▸ DIRECTIONS FOR THIS TASK
Gather all lines in the data that hold the string "Contract".

▸ SUPPLIED ENTRIES
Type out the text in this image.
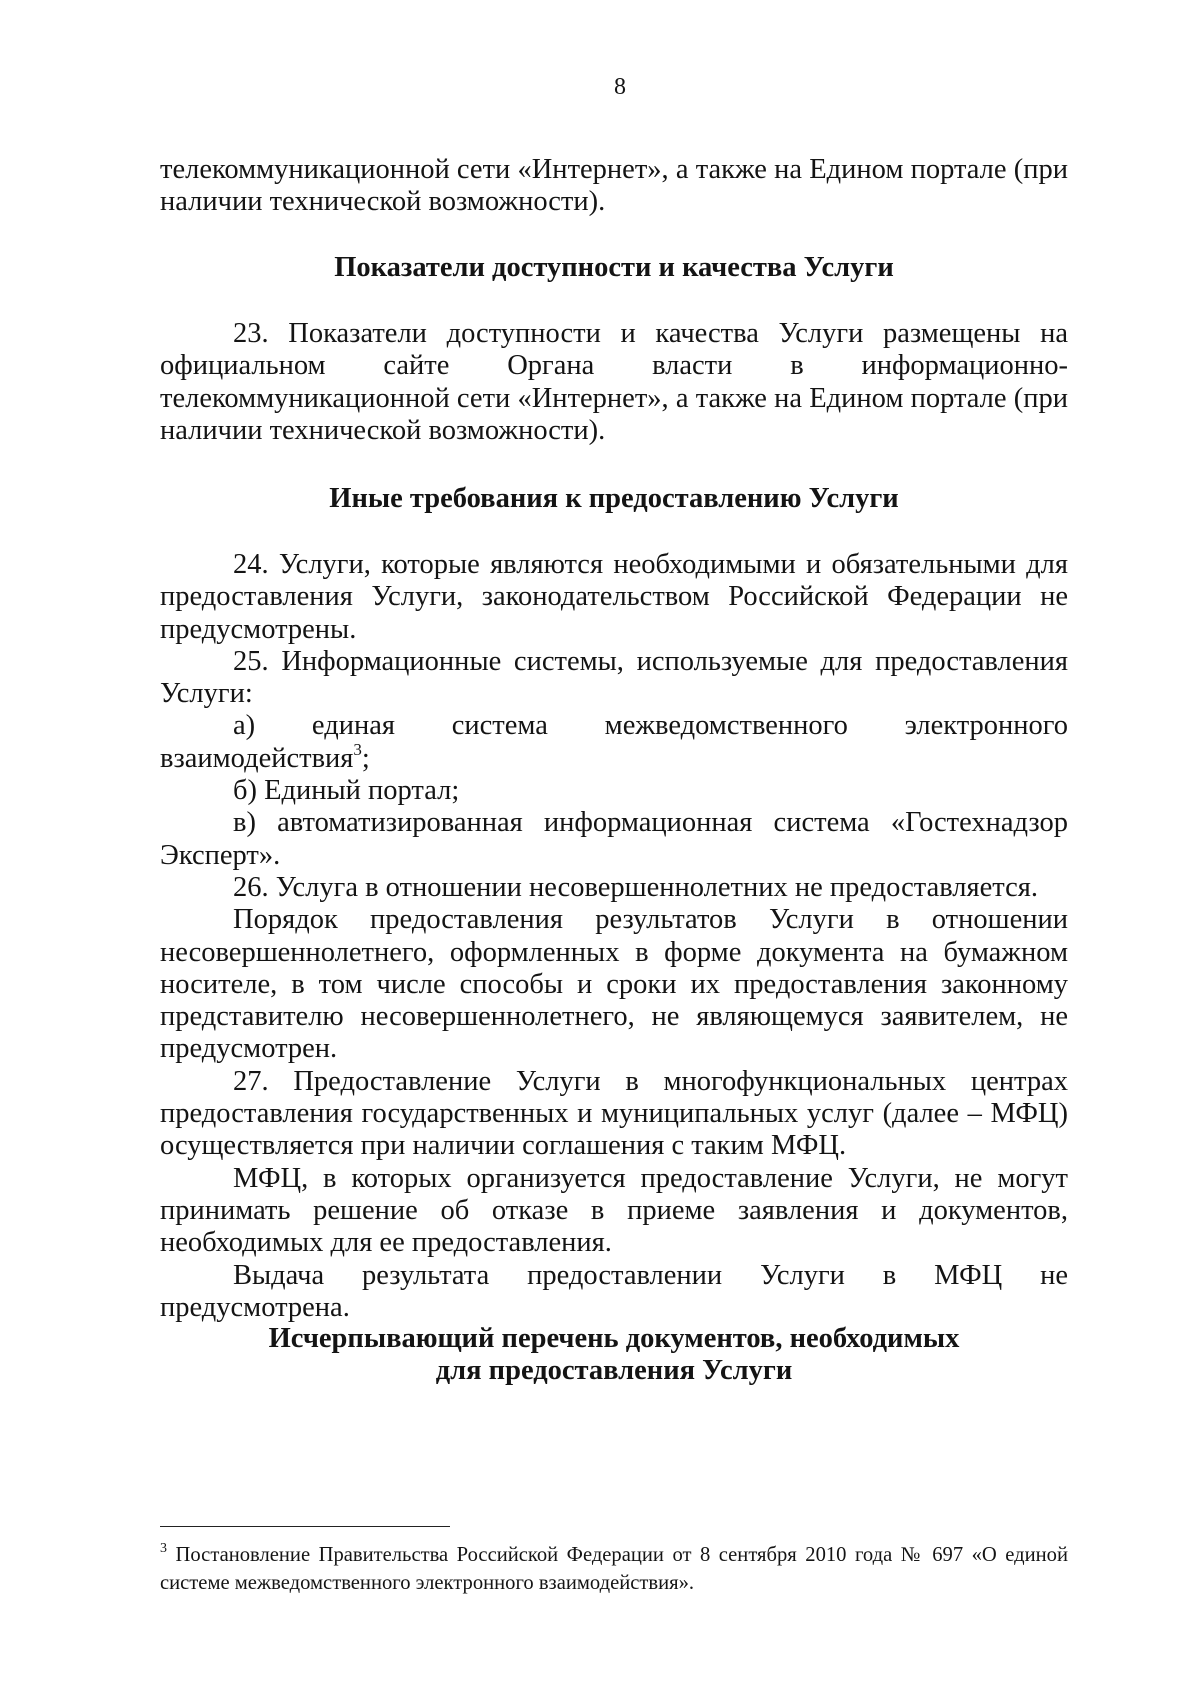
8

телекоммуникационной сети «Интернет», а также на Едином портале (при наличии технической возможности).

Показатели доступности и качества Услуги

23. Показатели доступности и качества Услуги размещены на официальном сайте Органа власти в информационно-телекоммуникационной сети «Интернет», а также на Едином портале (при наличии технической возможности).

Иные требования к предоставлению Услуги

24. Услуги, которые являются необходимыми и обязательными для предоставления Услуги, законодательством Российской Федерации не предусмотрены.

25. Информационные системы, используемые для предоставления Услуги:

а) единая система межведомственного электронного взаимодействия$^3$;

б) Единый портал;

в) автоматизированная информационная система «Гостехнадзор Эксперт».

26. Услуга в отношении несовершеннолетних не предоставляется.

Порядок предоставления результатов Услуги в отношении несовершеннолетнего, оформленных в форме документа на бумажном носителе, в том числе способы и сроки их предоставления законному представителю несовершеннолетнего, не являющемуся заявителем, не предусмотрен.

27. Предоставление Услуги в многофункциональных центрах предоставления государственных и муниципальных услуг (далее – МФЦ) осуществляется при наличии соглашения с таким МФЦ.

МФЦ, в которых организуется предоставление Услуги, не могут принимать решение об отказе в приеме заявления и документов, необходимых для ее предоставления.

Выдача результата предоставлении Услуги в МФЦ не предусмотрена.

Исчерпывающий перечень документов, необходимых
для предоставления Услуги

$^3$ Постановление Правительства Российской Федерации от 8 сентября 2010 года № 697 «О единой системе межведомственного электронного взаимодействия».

* * *

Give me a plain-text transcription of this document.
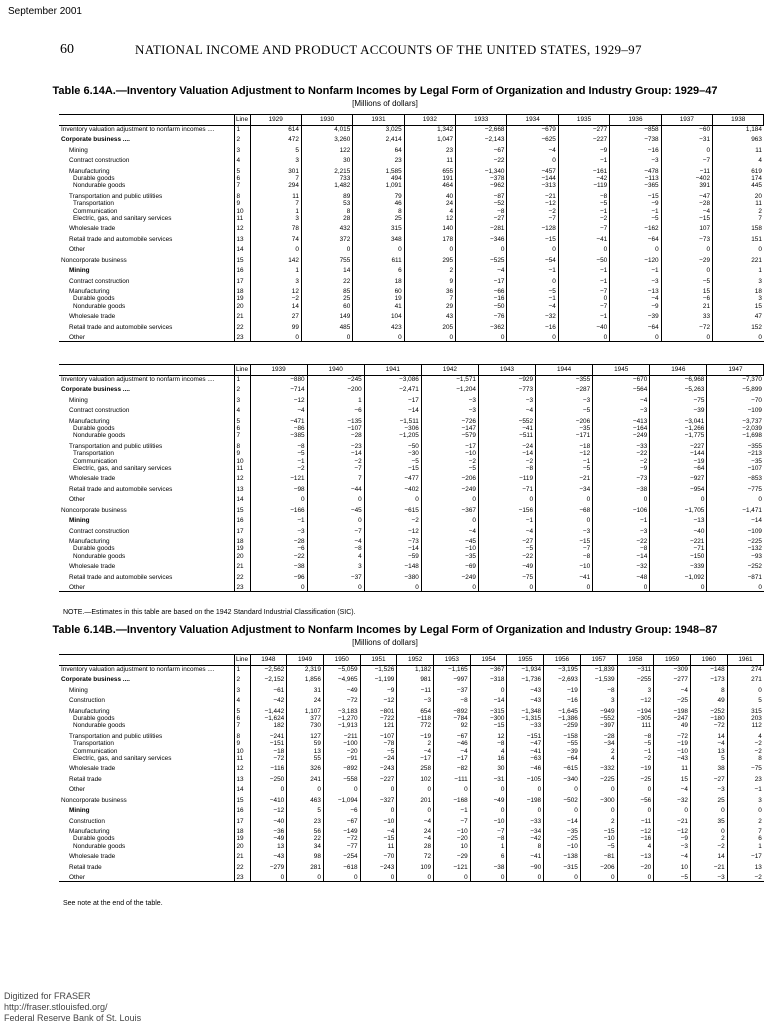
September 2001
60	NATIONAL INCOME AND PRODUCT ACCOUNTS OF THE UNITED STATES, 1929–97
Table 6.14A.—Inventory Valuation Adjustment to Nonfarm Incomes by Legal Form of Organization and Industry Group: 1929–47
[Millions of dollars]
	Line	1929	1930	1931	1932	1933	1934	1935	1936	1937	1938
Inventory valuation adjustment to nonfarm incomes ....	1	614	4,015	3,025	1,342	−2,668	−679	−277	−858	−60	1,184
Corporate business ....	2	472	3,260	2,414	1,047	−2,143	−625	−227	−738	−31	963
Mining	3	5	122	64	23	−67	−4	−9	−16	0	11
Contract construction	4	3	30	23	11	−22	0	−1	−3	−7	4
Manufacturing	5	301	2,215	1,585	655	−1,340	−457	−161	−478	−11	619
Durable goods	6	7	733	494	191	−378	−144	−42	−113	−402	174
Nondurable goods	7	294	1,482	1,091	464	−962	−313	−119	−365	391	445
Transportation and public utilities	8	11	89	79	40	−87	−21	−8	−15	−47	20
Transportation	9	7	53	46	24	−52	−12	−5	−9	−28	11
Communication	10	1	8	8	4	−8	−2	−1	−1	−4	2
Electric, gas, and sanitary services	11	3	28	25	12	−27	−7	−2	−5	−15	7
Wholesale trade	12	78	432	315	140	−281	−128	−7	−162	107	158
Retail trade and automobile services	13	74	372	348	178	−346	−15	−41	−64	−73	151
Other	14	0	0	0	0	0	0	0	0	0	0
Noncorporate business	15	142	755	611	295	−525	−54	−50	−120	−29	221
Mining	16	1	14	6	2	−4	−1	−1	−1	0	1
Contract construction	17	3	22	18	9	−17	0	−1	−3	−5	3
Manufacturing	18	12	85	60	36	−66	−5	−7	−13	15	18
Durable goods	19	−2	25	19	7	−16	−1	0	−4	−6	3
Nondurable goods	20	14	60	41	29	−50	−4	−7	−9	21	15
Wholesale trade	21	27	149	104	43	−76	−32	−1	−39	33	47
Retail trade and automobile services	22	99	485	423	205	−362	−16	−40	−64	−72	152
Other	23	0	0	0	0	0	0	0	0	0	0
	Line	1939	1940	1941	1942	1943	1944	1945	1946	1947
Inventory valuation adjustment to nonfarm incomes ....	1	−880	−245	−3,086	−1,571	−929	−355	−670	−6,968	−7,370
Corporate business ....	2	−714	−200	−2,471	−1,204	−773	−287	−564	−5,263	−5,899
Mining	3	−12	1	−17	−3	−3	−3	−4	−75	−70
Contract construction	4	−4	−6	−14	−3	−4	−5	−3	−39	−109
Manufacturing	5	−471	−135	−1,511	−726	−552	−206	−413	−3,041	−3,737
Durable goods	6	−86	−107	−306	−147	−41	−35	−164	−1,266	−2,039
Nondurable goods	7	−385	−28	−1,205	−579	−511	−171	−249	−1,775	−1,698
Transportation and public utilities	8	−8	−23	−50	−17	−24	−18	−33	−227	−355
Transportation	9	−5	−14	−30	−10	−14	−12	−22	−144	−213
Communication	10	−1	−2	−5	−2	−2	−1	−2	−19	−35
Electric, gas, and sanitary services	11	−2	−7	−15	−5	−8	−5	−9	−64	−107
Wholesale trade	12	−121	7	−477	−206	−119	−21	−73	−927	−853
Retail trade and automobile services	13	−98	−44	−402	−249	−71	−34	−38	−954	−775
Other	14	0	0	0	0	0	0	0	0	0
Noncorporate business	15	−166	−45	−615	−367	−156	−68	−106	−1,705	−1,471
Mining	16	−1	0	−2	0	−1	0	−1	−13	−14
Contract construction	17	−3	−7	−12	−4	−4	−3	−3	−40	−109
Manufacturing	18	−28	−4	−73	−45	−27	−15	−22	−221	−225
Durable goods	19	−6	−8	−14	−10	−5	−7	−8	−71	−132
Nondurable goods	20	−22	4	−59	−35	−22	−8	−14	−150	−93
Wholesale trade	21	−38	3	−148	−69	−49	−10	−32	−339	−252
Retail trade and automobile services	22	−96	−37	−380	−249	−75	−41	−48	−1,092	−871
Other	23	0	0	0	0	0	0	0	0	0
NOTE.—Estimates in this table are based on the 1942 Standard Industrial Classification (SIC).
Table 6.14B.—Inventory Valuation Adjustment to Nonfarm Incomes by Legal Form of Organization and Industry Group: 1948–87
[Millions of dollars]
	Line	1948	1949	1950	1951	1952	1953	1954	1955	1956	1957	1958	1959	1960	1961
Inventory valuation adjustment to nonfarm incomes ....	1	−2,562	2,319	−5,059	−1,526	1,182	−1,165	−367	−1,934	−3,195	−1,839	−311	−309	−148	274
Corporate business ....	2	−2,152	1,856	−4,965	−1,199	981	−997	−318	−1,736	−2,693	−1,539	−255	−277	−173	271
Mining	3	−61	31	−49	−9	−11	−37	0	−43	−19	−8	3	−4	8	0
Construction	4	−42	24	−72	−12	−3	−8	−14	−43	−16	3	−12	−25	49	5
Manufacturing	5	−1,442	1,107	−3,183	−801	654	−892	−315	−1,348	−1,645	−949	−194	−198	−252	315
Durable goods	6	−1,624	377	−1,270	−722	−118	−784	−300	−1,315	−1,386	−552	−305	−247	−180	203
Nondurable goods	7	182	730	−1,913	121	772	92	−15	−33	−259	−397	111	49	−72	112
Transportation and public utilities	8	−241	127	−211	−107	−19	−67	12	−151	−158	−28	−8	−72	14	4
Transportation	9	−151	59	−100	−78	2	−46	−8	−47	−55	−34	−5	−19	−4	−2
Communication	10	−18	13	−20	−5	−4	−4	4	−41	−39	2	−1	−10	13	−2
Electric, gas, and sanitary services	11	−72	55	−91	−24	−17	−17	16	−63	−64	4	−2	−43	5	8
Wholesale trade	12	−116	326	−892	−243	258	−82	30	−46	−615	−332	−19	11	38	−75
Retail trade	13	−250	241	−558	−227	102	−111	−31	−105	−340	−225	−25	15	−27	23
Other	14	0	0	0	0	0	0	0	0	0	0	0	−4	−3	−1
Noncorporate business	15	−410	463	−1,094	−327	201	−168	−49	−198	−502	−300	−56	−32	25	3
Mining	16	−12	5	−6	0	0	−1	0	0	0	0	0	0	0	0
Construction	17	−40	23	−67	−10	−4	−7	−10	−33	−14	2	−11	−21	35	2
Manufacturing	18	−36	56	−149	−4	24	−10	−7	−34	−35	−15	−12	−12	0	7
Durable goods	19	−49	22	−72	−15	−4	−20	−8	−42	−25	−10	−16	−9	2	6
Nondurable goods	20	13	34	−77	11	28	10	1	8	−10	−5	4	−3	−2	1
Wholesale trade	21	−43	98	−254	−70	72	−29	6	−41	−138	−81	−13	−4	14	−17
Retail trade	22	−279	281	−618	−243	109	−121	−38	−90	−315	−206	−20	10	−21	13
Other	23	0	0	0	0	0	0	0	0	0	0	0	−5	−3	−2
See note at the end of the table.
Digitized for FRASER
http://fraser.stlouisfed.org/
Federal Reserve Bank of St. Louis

▸ RESPONSE
Contract construction	4	3	30	23	11	−22	0	−1	−3	−7	4
Contract construction	17	3	22	18	9	−17	0	−1	−3	−5	3
Contract construction	4	−4	−6	−14	−3	−4	−5	−3	−39	−109
Contract construction	17	−3	−7	−12	−4	−4	−3	−3	−40	−109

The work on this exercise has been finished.